→ Written request: Print each of the entries exactly, leaving nothing out.

→ Data listing:
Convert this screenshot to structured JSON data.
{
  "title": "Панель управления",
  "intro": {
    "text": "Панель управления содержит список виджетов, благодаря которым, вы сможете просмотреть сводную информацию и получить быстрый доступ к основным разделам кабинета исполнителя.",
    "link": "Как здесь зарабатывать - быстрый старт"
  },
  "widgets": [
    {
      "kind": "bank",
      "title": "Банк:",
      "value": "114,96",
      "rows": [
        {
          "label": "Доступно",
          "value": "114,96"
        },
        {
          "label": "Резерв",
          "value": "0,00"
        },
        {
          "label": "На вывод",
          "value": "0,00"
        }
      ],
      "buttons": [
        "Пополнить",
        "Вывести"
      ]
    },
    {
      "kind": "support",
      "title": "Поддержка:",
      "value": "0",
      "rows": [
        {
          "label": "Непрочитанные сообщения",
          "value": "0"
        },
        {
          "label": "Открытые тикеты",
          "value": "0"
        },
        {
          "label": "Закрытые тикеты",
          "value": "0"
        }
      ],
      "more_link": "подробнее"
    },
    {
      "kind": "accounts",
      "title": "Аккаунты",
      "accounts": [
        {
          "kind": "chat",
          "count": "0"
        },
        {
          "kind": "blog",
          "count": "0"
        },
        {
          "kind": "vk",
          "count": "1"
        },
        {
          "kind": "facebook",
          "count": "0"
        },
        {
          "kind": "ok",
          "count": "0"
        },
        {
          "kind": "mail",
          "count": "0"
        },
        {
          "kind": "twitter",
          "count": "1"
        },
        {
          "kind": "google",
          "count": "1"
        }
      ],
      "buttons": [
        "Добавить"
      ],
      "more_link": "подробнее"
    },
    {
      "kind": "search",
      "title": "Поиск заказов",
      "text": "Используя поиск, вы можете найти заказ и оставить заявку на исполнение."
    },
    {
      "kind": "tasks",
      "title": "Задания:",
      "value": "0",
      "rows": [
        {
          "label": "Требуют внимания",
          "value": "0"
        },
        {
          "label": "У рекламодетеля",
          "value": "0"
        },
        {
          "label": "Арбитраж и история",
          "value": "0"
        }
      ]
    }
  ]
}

→ Problem solution:
Convert this screenshot to structured JSON data.
{
  "title": "Панель управления",
  "intro": {
    "text": "Панель управления содержит список виджетов, благодаря которым, вы сможете просмотреть сводную информацию и получить быстрый доступ к основным разделам кабинета исполнителя.",
    "link": "Как здесь зарабатывать - быстрый старт"
  },
  "widgets": [
    {
      "kind": "bank",
      "title": "Банк:",
      "value": "114,96",
      "rows": [
        {
          "label": "Доступно",
          "value": "114,96"
        },
        {
          "label": "Резерв",
          "value": "0,00"
        },
        {
          "label": "На вывод",
          "value": "0,00"
        }
      ],
      "buttons": [
        "Пополнить",
        "Вывести"
      ]
    },
    {
      "kind": "support",
      "title": "Поддержка:",
      "value": "0",
      "rows": [
        {
          "label": "Непрочитанные сообщения",
          "value": "0"
        },
        {
          "label": "Открытые тикеты",
          "value": "0"
        },
        {
          "label": "Закрытые тикеты",
          "value": "0"
        }
      ],
      "more_link": "подробнее"
    },
    {
      "kind": "accounts",
      "title": "Аккаунты",
      "accounts": [
        {
          "kind": "chat",
          "count": "0"
        },
        {
          "kind": "blog",
          "count": "0"
        },
        {
          "kind": "vk",
          "count": "1"
        },
        {
          "kind": "facebook",
          "count": "0"
        },
        {
          "kind": "ok",
          "count": "0"
        },
        {
          "kind": "mail",
          "count": "0"
        },
        {
          "kind": "twitter",
          "count": "1"
        },
        {
          "kind": "google",
          "count": "1"
        }
      ],
      "buttons": [
        "Добавить"
      ],
      "more_link": "подробнее"
    },
    {
      "kind": "search",
      "title": "Поиск заказов",
      "text": "Используя поиск, вы можете найти заказ и оставить заявку на исполнение."
    },
    {
      "kind": "tasks",
      "title": "Задания:",
      "value": "0",
      "rows": [
        {
          "label": "Требуют внимания",
          "value": "0"
        },
        {
          "label": "У рекламодетеля",
          "value": "0"
        },
        {
          "label": "Арбитраж и история",
          "value": "0"
        }
      ]
    }
  ]
}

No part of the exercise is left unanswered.